* What you will do
Each entry has to be set down again with no alteration.

* Material for this task
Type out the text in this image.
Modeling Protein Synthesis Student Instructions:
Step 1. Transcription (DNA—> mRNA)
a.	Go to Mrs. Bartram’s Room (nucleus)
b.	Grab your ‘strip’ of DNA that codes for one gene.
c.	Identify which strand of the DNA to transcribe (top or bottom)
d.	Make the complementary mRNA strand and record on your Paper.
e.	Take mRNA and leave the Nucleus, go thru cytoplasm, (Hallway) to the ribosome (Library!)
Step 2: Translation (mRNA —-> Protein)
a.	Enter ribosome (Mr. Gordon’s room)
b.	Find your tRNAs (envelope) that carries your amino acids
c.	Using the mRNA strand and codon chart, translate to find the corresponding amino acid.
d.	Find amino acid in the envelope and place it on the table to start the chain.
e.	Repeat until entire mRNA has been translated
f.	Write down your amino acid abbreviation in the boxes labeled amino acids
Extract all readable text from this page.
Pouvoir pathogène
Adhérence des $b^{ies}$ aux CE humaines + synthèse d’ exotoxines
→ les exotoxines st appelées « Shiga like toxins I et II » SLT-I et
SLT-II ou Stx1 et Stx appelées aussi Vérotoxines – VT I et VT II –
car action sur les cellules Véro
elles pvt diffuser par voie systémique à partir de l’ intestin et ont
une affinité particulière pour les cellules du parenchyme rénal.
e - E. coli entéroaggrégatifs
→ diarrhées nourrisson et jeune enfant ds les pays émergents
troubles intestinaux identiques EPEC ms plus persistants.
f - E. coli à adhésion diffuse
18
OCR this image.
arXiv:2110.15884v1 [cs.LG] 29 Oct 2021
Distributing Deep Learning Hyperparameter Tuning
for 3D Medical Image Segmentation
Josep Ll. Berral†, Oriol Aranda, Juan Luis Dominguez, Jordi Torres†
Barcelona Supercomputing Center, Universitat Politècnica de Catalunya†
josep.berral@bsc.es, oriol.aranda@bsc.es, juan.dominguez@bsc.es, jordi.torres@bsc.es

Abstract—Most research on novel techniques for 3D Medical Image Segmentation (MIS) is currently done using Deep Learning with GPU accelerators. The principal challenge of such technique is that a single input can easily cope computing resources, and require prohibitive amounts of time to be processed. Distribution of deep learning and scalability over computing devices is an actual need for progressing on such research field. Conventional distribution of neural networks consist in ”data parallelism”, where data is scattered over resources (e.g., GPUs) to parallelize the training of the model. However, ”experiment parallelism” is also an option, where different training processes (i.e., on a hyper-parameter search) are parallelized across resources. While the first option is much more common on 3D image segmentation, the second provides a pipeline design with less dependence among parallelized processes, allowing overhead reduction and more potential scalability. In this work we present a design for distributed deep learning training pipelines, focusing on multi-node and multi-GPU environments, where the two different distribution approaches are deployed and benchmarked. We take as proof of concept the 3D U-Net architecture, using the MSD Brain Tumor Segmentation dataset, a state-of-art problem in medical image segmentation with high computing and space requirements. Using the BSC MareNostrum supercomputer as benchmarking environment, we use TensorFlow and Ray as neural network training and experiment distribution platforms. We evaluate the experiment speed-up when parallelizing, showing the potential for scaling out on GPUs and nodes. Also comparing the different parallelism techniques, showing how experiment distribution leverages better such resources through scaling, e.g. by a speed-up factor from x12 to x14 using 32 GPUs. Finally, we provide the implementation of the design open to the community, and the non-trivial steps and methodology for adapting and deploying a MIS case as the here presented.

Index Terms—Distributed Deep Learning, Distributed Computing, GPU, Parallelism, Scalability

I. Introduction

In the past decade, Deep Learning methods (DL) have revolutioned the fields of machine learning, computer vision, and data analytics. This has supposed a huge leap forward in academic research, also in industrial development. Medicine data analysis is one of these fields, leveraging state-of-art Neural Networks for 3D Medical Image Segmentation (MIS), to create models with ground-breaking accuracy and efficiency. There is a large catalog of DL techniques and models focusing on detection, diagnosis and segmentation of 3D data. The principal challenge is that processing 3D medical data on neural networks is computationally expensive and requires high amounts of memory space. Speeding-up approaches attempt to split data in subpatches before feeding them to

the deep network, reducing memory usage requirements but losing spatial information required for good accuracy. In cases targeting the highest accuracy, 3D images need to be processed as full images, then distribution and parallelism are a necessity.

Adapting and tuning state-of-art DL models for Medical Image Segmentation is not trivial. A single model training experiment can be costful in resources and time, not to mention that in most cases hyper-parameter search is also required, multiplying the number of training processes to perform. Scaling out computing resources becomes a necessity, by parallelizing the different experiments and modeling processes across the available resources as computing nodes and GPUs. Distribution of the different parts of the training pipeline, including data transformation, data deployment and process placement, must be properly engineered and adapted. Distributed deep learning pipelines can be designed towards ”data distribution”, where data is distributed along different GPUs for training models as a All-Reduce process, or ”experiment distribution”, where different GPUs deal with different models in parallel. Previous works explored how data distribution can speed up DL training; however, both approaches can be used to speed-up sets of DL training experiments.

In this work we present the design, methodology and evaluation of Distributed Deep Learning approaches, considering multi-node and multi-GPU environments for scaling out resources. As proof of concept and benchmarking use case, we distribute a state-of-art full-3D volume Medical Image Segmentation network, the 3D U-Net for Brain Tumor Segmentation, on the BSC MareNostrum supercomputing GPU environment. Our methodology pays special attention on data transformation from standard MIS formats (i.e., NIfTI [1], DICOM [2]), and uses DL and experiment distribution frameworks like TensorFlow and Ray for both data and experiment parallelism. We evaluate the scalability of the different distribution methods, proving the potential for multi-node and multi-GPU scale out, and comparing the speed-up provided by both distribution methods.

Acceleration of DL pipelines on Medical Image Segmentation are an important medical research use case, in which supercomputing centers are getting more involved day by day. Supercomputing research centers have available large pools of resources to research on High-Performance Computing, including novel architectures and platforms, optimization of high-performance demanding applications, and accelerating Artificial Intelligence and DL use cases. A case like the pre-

* Answer to this task
Type out the text in this image.
Modeling Protein Synthesis Student Instructions:
Step 1. Transcription (DNA—> mRNA)
a.	Go to Mrs. Bartram’s Room (nucleus)
b.	Grab your ‘strip’ of DNA that codes for one gene.
c.	Identify which strand of the DNA to transcribe (top or bottom)
d.	Make the complementary mRNA strand and record on your Paper.
e.	Take mRNA and leave the Nucleus, go thru cytoplasm, (Hallway) to the ribosome (Library!)
Step 2: Translation (mRNA —-> Protein)
a.	Enter ribosome (Mr. Gordon’s room)
b.	Find your tRNAs (envelope) that carries your amino acids
c.	Using the mRNA strand and codon chart, translate to find the corresponding amino acid.
d.	Find amino acid in the envelope and place it on the table to start the chain.
e.	Repeat until entire mRNA has been translated
f.	Write down your amino acid abbreviation in the boxes labeled amino acids
Extract all readable text from this page.
Pouvoir pathogène
Adhérence des $b^{ies}$ aux CE humaines + synthèse d’ exotoxines
→ les exotoxines st appelées « Shiga like toxins I et II » SLT-I et
SLT-II ou Stx1 et Stx appelées aussi Vérotoxines – VT I et VT II –
car action sur les cellules Véro
elles pvt diffuser par voie systémique à partir de l’ intestin et ont
une affinité particulière pour les cellules du parenchyme rénal.
e - E. coli entéroaggrégatifs
→ diarrhées nourrisson et jeune enfant ds les pays émergents
troubles intestinaux identiques EPEC ms plus persistants.
f - E. coli à adhésion diffuse
18
OCR this image.
arXiv:2110.15884v1 [cs.LG] 29 Oct 2021
Distributing Deep Learning Hyperparameter Tuning
for 3D Medical Image Segmentation
Josep Ll. Berral†, Oriol Aranda, Juan Luis Dominguez, Jordi Torres†
Barcelona Supercomputing Center, Universitat Politècnica de Catalunya†
josep.berral@bsc.es, oriol.aranda@bsc.es, juan.dominguez@bsc.es, jordi.torres@bsc.es

Abstract—Most research on novel techniques for 3D Medical Image Segmentation (MIS) is currently done using Deep Learning with GPU accelerators. The principal challenge of such technique is that a single input can easily cope computing resources, and require prohibitive amounts of time to be processed. Distribution of deep learning and scalability over computing devices is an actual need for progressing on such research field. Conventional distribution of neural networks consist in ”data parallelism”, where data is scattered over resources (e.g., GPUs) to parallelize the training of the model. However, ”experiment parallelism” is also an option, where different training processes (i.e., on a hyper-parameter search) are parallelized across resources. While the first option is much more common on 3D image segmentation, the second provides a pipeline design with less dependence among parallelized processes, allowing overhead reduction and more potential scalability. In this work we present a design for distributed deep learning training pipelines, focusing on multi-node and multi-GPU environments, where the two different distribution approaches are deployed and benchmarked. We take as proof of concept the 3D U-Net architecture, using the MSD Brain Tumor Segmentation dataset, a state-of-art problem in medical image segmentation with high computing and space requirements. Using the BSC MareNostrum supercomputer as benchmarking environment, we use TensorFlow and Ray as neural network training and experiment distribution platforms. We evaluate the experiment speed-up when parallelizing, showing the potential for scaling out on GPUs and nodes. Also comparing the different parallelism techniques, showing how experiment distribution leverages better such resources through scaling, e.g. by a speed-up factor from x12 to x14 using 32 GPUs. Finally, we provide the implementation of the design open to the community, and the non-trivial steps and methodology for adapting and deploying a MIS case as the here presented.

Index Terms—Distributed Deep Learning, Distributed Computing, GPU, Parallelism, Scalability

I. Introduction

In the past decade, Deep Learning methods (DL) have revolutioned the fields of machine learning, computer vision, and data analytics. This has supposed a huge leap forward in academic research, also in industrial development. Medicine data analysis is one of these fields, leveraging state-of-art Neural Networks for 3D Medical Image Segmentation (MIS), to create models with ground-breaking accuracy and efficiency. There is a large catalog of DL techniques and models focusing on detection, diagnosis and segmentation of 3D data. The principal challenge is that processing 3D medical data on neural networks is computationally expensive and requires high amounts of memory space. Speeding-up approaches attempt to split data in subpatches before feeding them to

the deep network, reducing memory usage requirements but losing spatial information required for good accuracy. In cases targeting the highest accuracy, 3D images need to be processed as full images, then distribution and parallelism are a necessity.

Adapting and tuning state-of-art DL models for Medical Image Segmentation is not trivial. A single model training experiment can be costful in resources and time, not to mention that in most cases hyper-parameter search is also required, multiplying the number of training processes to perform. Scaling out computing resources becomes a necessity, by parallelizing the different experiments and modeling processes across the available resources as computing nodes and GPUs. Distribution of the different parts of the training pipeline, including data transformation, data deployment and process placement, must be properly engineered and adapted. Distributed deep learning pipelines can be designed towards ”data distribution”, where data is distributed along different GPUs for training models as a All-Reduce process, or ”experiment distribution”, where different GPUs deal with different models in parallel. Previous works explored how data distribution can speed up DL training; however, both approaches can be used to speed-up sets of DL training experiments.

In this work we present the design, methodology and evaluation of Distributed Deep Learning approaches, considering multi-node and multi-GPU environments for scaling out resources. As proof of concept and benchmarking use case, we distribute a state-of-art full-3D volume Medical Image Segmentation network, the 3D U-Net for Brain Tumor Segmentation, on the BSC MareNostrum supercomputing GPU environment. Our methodology pays special attention on data transformation from standard MIS formats (i.e., NIfTI [1], DICOM [2]), and uses DL and experiment distribution frameworks like TensorFlow and Ray for both data and experiment parallelism. We evaluate the scalability of the different distribution methods, proving the potential for multi-node and multi-GPU scale out, and comparing the speed-up provided by both distribution methods.

Acceleration of DL pipelines on Medical Image Segmentation are an important medical research use case, in which supercomputing centers are getting more involved day by day. Supercomputing research centers have available large pools of resources to research on High-Performance Computing, including novel architectures and platforms, optimization of high-performance demanding applications, and accelerating Artificial Intelligence and DL use cases. A case like the pre-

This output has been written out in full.